WHAT YOU SHOULD DO: Find the lines below that contain the string "management". Copy each one.
◆ ◆ ◆ ◆ ◆ ◆ ◆
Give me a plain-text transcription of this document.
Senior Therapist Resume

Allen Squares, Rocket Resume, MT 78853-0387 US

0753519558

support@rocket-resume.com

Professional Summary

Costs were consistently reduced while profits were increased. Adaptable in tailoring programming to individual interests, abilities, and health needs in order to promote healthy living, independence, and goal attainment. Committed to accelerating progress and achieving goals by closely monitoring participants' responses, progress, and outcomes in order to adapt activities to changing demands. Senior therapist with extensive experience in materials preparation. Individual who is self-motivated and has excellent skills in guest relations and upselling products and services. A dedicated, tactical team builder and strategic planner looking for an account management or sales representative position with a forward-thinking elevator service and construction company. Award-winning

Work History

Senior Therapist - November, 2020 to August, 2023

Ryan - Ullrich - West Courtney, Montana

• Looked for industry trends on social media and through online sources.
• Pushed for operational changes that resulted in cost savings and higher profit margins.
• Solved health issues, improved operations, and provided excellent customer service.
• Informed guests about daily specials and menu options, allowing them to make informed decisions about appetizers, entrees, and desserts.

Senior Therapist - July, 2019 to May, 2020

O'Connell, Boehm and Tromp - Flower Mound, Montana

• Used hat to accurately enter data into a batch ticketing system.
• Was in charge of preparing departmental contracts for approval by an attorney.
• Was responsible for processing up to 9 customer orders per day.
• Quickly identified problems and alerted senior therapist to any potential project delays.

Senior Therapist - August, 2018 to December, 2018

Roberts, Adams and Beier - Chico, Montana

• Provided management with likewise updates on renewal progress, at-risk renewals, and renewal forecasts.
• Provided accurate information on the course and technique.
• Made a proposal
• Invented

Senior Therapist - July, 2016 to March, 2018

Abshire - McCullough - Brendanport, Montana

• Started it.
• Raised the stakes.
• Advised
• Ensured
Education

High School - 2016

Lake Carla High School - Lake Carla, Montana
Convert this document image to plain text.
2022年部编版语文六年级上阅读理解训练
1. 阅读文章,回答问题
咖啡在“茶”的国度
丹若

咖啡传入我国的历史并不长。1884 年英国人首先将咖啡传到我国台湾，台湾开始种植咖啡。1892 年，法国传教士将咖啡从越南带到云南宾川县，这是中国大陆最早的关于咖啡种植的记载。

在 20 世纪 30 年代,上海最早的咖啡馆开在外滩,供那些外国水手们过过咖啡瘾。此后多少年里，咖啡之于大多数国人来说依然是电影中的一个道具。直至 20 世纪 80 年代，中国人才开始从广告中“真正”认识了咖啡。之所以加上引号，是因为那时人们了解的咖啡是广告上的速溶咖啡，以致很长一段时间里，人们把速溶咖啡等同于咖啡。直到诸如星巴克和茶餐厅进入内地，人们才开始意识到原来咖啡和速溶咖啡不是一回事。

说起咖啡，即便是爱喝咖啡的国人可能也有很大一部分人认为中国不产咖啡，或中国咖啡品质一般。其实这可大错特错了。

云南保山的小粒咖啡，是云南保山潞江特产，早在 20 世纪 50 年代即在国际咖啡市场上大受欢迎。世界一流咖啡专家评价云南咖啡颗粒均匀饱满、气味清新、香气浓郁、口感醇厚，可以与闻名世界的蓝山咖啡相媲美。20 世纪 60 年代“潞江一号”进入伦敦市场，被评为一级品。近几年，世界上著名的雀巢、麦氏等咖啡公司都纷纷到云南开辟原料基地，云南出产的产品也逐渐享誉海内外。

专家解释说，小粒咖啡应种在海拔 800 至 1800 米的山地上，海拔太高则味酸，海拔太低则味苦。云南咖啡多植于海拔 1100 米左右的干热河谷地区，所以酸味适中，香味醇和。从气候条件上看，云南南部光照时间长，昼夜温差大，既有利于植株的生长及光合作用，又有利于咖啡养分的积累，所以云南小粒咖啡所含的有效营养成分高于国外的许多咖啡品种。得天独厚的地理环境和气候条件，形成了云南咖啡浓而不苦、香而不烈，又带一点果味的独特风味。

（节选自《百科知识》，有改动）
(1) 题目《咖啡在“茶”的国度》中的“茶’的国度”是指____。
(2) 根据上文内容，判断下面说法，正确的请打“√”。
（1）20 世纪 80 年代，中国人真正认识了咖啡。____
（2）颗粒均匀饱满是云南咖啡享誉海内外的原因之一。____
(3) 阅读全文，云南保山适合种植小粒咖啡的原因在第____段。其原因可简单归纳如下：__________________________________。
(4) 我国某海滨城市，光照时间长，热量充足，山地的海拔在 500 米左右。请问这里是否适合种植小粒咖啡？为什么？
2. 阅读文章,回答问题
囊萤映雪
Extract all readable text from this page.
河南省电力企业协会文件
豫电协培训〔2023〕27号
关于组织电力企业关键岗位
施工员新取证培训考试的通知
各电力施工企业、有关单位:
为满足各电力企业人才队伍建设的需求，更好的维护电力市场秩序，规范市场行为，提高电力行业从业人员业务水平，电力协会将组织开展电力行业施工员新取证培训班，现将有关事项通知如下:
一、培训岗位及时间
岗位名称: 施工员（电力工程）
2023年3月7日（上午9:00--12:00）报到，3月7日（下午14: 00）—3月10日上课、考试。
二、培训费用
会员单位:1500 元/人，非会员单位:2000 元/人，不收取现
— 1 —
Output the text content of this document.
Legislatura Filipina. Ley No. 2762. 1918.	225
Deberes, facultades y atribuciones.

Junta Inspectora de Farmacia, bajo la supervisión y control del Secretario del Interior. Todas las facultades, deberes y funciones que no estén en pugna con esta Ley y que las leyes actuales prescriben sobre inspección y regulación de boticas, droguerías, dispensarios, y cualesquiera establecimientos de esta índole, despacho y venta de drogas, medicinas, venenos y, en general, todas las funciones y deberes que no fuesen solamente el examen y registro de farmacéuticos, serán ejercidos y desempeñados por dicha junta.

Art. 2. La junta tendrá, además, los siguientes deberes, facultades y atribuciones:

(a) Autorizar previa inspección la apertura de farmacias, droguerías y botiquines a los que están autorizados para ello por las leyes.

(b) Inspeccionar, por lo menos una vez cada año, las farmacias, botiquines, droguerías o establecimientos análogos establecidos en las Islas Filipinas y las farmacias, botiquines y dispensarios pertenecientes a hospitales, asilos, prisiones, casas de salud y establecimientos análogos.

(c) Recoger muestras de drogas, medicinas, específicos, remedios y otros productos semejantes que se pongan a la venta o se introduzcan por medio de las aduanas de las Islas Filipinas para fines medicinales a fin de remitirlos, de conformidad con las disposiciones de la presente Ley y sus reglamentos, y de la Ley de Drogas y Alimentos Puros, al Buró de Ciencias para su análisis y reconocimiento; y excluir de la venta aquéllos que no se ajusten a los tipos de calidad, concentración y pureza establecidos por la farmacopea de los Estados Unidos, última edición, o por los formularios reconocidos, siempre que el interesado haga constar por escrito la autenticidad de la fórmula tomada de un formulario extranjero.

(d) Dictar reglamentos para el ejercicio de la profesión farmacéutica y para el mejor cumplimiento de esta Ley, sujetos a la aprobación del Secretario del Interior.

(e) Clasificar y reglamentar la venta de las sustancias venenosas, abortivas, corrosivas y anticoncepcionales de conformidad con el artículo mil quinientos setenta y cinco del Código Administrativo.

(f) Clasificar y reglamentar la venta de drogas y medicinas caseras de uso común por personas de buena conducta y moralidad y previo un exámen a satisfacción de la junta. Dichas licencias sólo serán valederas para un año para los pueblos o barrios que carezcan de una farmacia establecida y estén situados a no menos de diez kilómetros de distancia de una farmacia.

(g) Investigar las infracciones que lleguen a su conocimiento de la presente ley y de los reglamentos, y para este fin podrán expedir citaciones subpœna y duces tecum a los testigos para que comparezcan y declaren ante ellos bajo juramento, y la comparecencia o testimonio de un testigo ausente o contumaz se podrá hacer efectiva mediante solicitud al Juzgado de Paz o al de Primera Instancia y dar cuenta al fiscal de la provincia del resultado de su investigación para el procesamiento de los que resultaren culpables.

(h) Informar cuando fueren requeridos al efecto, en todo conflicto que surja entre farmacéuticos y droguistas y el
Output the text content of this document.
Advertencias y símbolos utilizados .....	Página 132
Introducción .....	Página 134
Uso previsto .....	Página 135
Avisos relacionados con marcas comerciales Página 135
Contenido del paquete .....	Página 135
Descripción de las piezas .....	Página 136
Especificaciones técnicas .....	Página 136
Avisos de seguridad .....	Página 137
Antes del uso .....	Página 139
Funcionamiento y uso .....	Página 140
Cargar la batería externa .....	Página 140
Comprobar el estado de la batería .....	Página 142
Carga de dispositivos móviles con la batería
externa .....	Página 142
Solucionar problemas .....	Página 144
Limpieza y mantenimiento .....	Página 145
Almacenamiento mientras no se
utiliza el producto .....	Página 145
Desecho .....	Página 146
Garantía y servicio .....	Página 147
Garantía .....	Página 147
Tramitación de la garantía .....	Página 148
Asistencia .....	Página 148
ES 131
◆ ◆ ◆ ◆ ◆ ◆ ◆
CORRECT RESULT:
Costs were consistently reduced while profits were increased. Adaptable in tailoring programming to individual interests, abilities, and health needs in order to promote healthy living, independence, and goal attainment. Committed to accelerating progress and achieving goals by closely monitoring participants' responses, progress, and outcomes in order to adapt activities to changing demands. Senior therapist with extensive experience in materials preparation. Individual who is self-motivated and has excellent skills in guest relations and upselling products and services. A dedicated, tactical team builder and strategic planner looking for an account management or sales representative position with a forward-thinking elevator service and construction company. Award-winning
• Provided management with likewise updates on renewal progress, at-risk renewals, and renewal forecasts.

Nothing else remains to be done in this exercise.